• Records from a dataset

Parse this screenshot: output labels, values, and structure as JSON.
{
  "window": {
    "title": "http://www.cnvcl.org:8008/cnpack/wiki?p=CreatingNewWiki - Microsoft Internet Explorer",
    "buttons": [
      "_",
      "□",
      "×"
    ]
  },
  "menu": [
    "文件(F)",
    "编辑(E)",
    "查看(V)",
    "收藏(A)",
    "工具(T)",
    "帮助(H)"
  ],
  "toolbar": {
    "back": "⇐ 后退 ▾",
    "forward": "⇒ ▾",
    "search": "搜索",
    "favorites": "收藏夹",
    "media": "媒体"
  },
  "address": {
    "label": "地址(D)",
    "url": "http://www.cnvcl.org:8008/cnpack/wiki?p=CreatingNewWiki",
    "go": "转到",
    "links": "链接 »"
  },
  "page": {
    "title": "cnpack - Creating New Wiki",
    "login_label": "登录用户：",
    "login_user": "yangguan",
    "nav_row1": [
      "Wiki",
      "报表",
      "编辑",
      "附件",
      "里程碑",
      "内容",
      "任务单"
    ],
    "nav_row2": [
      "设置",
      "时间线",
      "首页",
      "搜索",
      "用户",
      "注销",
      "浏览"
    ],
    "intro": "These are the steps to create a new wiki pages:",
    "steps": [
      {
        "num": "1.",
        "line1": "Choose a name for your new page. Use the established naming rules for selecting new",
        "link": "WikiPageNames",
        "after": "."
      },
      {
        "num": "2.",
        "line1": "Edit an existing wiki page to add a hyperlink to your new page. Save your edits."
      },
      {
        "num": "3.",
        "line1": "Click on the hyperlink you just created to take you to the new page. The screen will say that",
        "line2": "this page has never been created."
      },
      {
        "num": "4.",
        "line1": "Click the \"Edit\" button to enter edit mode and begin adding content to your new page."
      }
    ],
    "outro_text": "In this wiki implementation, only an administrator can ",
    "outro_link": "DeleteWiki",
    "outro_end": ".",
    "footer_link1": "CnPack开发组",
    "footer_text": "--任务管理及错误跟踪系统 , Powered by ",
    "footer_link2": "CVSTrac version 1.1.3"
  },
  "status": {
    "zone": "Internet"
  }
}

• Set task
Copy every line from the records above that contains the word "steps".

• Full response
    "intro": "These are the steps to create a new wiki pages:",
    "steps": [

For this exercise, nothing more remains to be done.